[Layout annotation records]
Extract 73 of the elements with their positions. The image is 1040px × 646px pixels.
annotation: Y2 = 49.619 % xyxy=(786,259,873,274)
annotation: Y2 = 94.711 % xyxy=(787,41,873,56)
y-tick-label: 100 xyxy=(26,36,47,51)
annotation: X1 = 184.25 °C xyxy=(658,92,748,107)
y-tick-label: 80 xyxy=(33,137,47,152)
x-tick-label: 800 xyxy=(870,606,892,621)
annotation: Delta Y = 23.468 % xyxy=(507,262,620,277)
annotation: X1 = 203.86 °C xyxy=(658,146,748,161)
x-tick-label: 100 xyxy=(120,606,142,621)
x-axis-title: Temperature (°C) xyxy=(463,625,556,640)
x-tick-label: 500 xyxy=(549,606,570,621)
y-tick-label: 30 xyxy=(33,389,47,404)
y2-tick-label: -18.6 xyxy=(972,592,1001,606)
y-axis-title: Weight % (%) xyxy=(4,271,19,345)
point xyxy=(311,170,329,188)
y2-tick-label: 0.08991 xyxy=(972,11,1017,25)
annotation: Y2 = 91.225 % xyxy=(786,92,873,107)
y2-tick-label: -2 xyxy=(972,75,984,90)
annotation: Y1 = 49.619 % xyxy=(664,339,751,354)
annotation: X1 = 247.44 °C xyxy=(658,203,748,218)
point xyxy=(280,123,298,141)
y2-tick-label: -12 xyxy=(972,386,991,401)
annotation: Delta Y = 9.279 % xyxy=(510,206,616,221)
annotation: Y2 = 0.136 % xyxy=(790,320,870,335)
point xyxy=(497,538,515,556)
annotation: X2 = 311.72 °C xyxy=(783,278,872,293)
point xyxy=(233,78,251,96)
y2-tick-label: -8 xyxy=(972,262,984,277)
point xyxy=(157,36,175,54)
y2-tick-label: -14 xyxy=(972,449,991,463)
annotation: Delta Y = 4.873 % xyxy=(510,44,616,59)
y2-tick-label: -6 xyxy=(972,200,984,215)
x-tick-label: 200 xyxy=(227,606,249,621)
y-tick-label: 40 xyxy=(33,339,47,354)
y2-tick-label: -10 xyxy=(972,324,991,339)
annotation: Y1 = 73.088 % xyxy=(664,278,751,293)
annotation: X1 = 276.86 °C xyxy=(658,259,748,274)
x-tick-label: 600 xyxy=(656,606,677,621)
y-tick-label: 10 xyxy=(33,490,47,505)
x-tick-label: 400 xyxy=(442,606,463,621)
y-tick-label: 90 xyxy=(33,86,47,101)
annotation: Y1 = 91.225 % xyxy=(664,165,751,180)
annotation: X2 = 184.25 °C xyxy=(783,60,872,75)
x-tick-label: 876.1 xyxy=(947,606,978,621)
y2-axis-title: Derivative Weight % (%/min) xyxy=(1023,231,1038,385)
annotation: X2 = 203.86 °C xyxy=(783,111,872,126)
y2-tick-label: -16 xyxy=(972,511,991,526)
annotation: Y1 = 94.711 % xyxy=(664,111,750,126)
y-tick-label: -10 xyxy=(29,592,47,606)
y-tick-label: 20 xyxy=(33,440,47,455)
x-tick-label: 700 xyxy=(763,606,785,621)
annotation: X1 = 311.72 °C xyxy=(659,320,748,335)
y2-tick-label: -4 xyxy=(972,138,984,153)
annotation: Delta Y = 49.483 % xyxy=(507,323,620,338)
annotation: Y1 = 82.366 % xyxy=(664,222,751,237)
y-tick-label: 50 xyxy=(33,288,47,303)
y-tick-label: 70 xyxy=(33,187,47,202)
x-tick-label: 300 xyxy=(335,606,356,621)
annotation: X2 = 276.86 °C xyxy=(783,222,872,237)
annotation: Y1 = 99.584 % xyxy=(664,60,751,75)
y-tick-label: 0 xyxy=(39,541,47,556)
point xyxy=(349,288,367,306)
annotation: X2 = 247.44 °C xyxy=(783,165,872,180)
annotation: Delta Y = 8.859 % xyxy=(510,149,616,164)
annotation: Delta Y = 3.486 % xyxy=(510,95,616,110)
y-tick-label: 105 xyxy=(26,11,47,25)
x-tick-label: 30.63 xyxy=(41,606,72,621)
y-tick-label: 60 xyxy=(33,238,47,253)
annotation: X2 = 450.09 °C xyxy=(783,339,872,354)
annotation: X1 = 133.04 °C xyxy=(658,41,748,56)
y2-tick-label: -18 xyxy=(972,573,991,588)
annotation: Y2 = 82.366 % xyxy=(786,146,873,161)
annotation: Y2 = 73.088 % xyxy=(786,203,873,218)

## YOUR GOAL
Reproduce every one of the entries above, line for line, without changing anything.

## EXERCISE OUTPUT
Extract 73 of the elements with their positions. The image is 1040px × 646px pixels.
annotation: Y2 = 49.619 % xyxy=(786,259,873,274)
annotation: Y2 = 94.711 % xyxy=(787,41,873,56)
y-tick-label: 100 xyxy=(26,36,47,51)
annotation: X1 = 184.25 °C xyxy=(658,92,748,107)
y-tick-label: 80 xyxy=(33,137,47,152)
x-tick-label: 800 xyxy=(870,606,892,621)
annotation: Delta Y = 23.468 % xyxy=(507,262,620,277)
annotation: X1 = 203.86 °C xyxy=(658,146,748,161)
x-tick-label: 100 xyxy=(120,606,142,621)
x-axis-title: Temperature (°C) xyxy=(463,625,556,640)
x-tick-label: 500 xyxy=(549,606,570,621)
y-tick-label: 30 xyxy=(33,389,47,404)
y2-tick-label: -18.6 xyxy=(972,592,1001,606)
y-axis-title: Weight % (%) xyxy=(4,271,19,345)
point xyxy=(311,170,329,188)
y2-tick-label: 0.08991 xyxy=(972,11,1017,25)
annotation: Y2 = 91.225 % xyxy=(786,92,873,107)
y2-tick-label: -2 xyxy=(972,75,984,90)
annotation: Y1 = 49.619 % xyxy=(664,339,751,354)
annotation: X1 = 247.44 °C xyxy=(658,203,748,218)
point xyxy=(280,123,298,141)
y2-tick-label: -12 xyxy=(972,386,991,401)
annotation: Delta Y = 9.279 % xyxy=(510,206,616,221)
annotation: Y2 = 0.136 % xyxy=(790,320,870,335)
point xyxy=(497,538,515,556)
annotation: X2 = 311.72 °C xyxy=(783,278,872,293)
point xyxy=(233,78,251,96)
y2-tick-label: -8 xyxy=(972,262,984,277)
point xyxy=(157,36,175,54)
y2-tick-label: -14 xyxy=(972,449,991,463)
annotation: Delta Y = 4.873 % xyxy=(510,44,616,59)
y2-tick-label: -6 xyxy=(972,200,984,215)
x-tick-label: 200 xyxy=(227,606,249,621)
y-tick-label: 40 xyxy=(33,339,47,354)
y2-tick-label: -10 xyxy=(972,324,991,339)
annotation: Y1 = 73.088 % xyxy=(664,278,751,293)
annotation: X1 = 276.86 °C xyxy=(658,259,748,274)
x-tick-label: 600 xyxy=(656,606,677,621)
y-tick-label: 10 xyxy=(33,490,47,505)
x-tick-label: 400 xyxy=(442,606,463,621)
y-tick-label: 90 xyxy=(33,86,47,101)
annotation: Y1 = 91.225 % xyxy=(664,165,751,180)
annotation: X2 = 184.25 °C xyxy=(783,60,872,75)
x-tick-label: 876.1 xyxy=(947,606,978,621)
y2-axis-title: Derivative Weight % (%/min) xyxy=(1023,231,1038,385)
annotation: X2 = 203.86 °C xyxy=(783,111,872,126)
y2-tick-label: -16 xyxy=(972,511,991,526)
annotation: Y1 = 94.711 % xyxy=(664,111,750,126)
y-tick-label: -10 xyxy=(29,592,47,606)
y-tick-label: 20 xyxy=(33,440,47,455)
x-tick-label: 700 xyxy=(763,606,785,621)
annotation: X1 = 311.72 °C xyxy=(659,320,748,335)
y2-tick-label: -4 xyxy=(972,138,984,153)
annotation: Delta Y = 49.483 % xyxy=(507,323,620,338)
annotation: Y1 = 82.366 % xyxy=(664,222,751,237)
y-tick-label: 50 xyxy=(33,288,47,303)
y-tick-label: 70 xyxy=(33,187,47,202)
x-tick-label: 300 xyxy=(335,606,356,621)
annotation: X2 = 276.86 °C xyxy=(783,222,872,237)
annotation: Y1 = 99.584 % xyxy=(664,60,751,75)
y-tick-label: 0 xyxy=(39,541,47,556)
point xyxy=(349,288,367,306)
annotation: X2 = 247.44 °C xyxy=(783,165,872,180)
annotation: Delta Y = 8.859 % xyxy=(510,149,616,164)
annotation: Delta Y = 3.486 % xyxy=(510,95,616,110)
y-tick-label: 105 xyxy=(26,11,47,25)
x-tick-label: 30.63 xyxy=(41,606,72,621)
y-tick-label: 60 xyxy=(33,238,47,253)
annotation: X2 = 450.09 °C xyxy=(783,339,872,354)
annotation: X1 = 133.04 °C xyxy=(658,41,748,56)
y2-tick-label: -18 xyxy=(972,573,991,588)
annotation: Y2 = 82.366 % xyxy=(786,146,873,161)
annotation: Y2 = 73.088 % xyxy=(786,203,873,218)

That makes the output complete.